Items from a data source
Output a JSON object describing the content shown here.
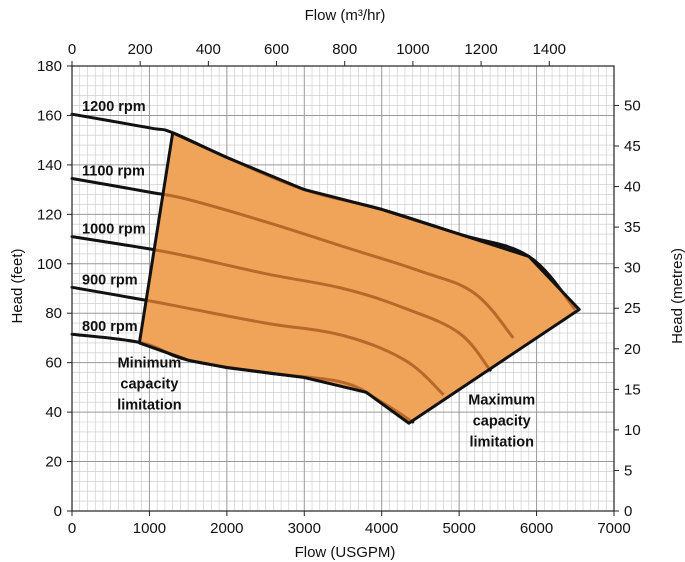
{
  "chart_data": {
    "type": "line",
    "x": [
      0,
      1000,
      2000,
      3000,
      4000,
      5000,
      6000
    ],
    "xlabel": "Flow (USGPM)",
    "ylabel": "Head (feet)",
    "xlim": [
      0,
      7000
    ],
    "ylim": [
      0,
      180
    ],
    "x_ticks": [
      0,
      1000,
      2000,
      3000,
      4000,
      5000,
      6000,
      7000
    ],
    "y_ticks": [
      0,
      20,
      40,
      60,
      80,
      100,
      120,
      140,
      160,
      180
    ],
    "secondary_x_axis": {
      "label": "Flow (m³/hr)",
      "position": "top",
      "ticks": [
        0,
        200,
        400,
        600,
        800,
        1000,
        1200,
        1400
      ],
      "scale_to_primary": 4.4029
    },
    "secondary_y_axis": {
      "label": "Head (metres)",
      "position": "right",
      "ticks": [
        0,
        5,
        10,
        15,
        20,
        25,
        30,
        35,
        40,
        45,
        50
      ],
      "scale_to_primary": 3.2808
    },
    "grid": true,
    "series": [
      {
        "name": "1200 rpm",
        "points": [
          [
            0,
            160.5
          ],
          [
            1000,
            155
          ],
          [
            1300,
            153
          ],
          [
            2000,
            143
          ],
          [
            3000,
            130
          ],
          [
            4000,
            122
          ],
          [
            5000,
            112
          ],
          [
            5900,
            103
          ],
          [
            6500,
            81.5
          ]
        ]
      },
      {
        "name": "1100 rpm",
        "points": [
          [
            0,
            134.5
          ],
          [
            1000,
            129
          ],
          [
            1500,
            126
          ],
          [
            2500,
            117
          ],
          [
            3500,
            107
          ],
          [
            4500,
            97
          ],
          [
            5200,
            88
          ],
          [
            5700,
            70
          ]
        ]
      },
      {
        "name": "1000 rpm",
        "points": [
          [
            0,
            111
          ],
          [
            1000,
            106
          ],
          [
            1500,
            103
          ],
          [
            2500,
            96
          ],
          [
            3500,
            90
          ],
          [
            4300,
            82
          ],
          [
            5000,
            72
          ],
          [
            5400,
            57
          ]
        ]
      },
      {
        "name": "900 rpm",
        "points": [
          [
            0,
            90.5
          ],
          [
            1000,
            85
          ],
          [
            1500,
            82
          ],
          [
            2500,
            76
          ],
          [
            3500,
            71
          ],
          [
            4300,
            61
          ],
          [
            4800,
            47
          ]
        ]
      },
      {
        "name": "800 rpm",
        "points": [
          [
            0,
            71.5
          ],
          [
            900,
            68
          ],
          [
            1500,
            61
          ],
          [
            2500,
            56
          ],
          [
            3500,
            52
          ],
          [
            4000,
            44
          ],
          [
            4400,
            36
          ]
        ]
      }
    ],
    "operating_region": {
      "fill_color": "#f0a45a",
      "boundary": [
        [
          870,
          68
        ],
        [
          1300,
          153
        ],
        [
          2000,
          143
        ],
        [
          3000,
          130
        ],
        [
          4000,
          122
        ],
        [
          5000,
          112
        ],
        [
          5900,
          103
        ],
        [
          6550,
          81.5
        ],
        [
          4350,
          35.5
        ],
        [
          3800,
          48
        ],
        [
          3000,
          54
        ],
        [
          2000,
          58
        ],
        [
          1500,
          61
        ]
      ]
    },
    "annotations": [
      {
        "text": [
          "Minimum",
          "capacity",
          "limitation"
        ]
      },
      {
        "text": [
          "Maximum",
          "capacity",
          "limitation"
        ]
      }
    ],
    "colors": {
      "curves": "#111111",
      "inner_curves": "#b8692a",
      "region": "#f0a45a",
      "grid": "#c8c8c8",
      "grid_major": "#9a9a9a"
    }
  }
}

* [Exercise] Output all of the entries verbatim, leaving out any images.

* [Task result]
Output a JSON object describing the content shown here.
{
  "chart_data": {
    "type": "line",
    "x": [
      0,
      1000,
      2000,
      3000,
      4000,
      5000,
      6000
    ],
    "xlabel": "Flow (USGPM)",
    "ylabel": "Head (feet)",
    "xlim": [
      0,
      7000
    ],
    "ylim": [
      0,
      180
    ],
    "x_ticks": [
      0,
      1000,
      2000,
      3000,
      4000,
      5000,
      6000,
      7000
    ],
    "y_ticks": [
      0,
      20,
      40,
      60,
      80,
      100,
      120,
      140,
      160,
      180
    ],
    "secondary_x_axis": {
      "label": "Flow (m³/hr)",
      "position": "top",
      "ticks": [
        0,
        200,
        400,
        600,
        800,
        1000,
        1200,
        1400
      ],
      "scale_to_primary": 4.4029
    },
    "secondary_y_axis": {
      "label": "Head (metres)",
      "position": "right",
      "ticks": [
        0,
        5,
        10,
        15,
        20,
        25,
        30,
        35,
        40,
        45,
        50
      ],
      "scale_to_primary": 3.2808
    },
    "grid": true,
    "series": [
      {
        "name": "1200 rpm",
        "points": [
          [
            0,
            160.5
          ],
          [
            1000,
            155
          ],
          [
            1300,
            153
          ],
          [
            2000,
            143
          ],
          [
            3000,
            130
          ],
          [
            4000,
            122
          ],
          [
            5000,
            112
          ],
          [
            5900,
            103
          ],
          [
            6500,
            81.5
          ]
        ]
      },
      {
        "name": "1100 rpm",
        "points": [
          [
            0,
            134.5
          ],
          [
            1000,
            129
          ],
          [
            1500,
            126
          ],
          [
            2500,
            117
          ],
          [
            3500,
            107
          ],
          [
            4500,
            97
          ],
          [
            5200,
            88
          ],
          [
            5700,
            70
          ]
        ]
      },
      {
        "name": "1000 rpm",
        "points": [
          [
            0,
            111
          ],
          [
            1000,
            106
          ],
          [
            1500,
            103
          ],
          [
            2500,
            96
          ],
          [
            3500,
            90
          ],
          [
            4300,
            82
          ],
          [
            5000,
            72
          ],
          [
            5400,
            57
          ]
        ]
      },
      {
        "name": "900 rpm",
        "points": [
          [
            0,
            90.5
          ],
          [
            1000,
            85
          ],
          [
            1500,
            82
          ],
          [
            2500,
            76
          ],
          [
            3500,
            71
          ],
          [
            4300,
            61
          ],
          [
            4800,
            47
          ]
        ]
      },
      {
        "name": "800 rpm",
        "points": [
          [
            0,
            71.5
          ],
          [
            900,
            68
          ],
          [
            1500,
            61
          ],
          [
            2500,
            56
          ],
          [
            3500,
            52
          ],
          [
            4000,
            44
          ],
          [
            4400,
            36
          ]
        ]
      }
    ],
    "operating_region": {
      "fill_color": "#f0a45a",
      "boundary": [
        [
          870,
          68
        ],
        [
          1300,
          153
        ],
        [
          2000,
          143
        ],
        [
          3000,
          130
        ],
        [
          4000,
          122
        ],
        [
          5000,
          112
        ],
        [
          5900,
          103
        ],
        [
          6550,
          81.5
        ],
        [
          4350,
          35.5
        ],
        [
          3800,
          48
        ],
        [
          3000,
          54
        ],
        [
          2000,
          58
        ],
        [
          1500,
          61
        ]
      ]
    },
    "annotations": [
      {
        "text": [
          "Minimum",
          "capacity",
          "limitation"
        ]
      },
      {
        "text": [
          "Maximum",
          "capacity",
          "limitation"
        ]
      }
    ],
    "colors": {
      "curves": "#111111",
      "inner_curves": "#b8692a",
      "region": "#f0a45a",
      "grid": "#c8c8c8",
      "grid_major": "#9a9a9a"
    }
  }
}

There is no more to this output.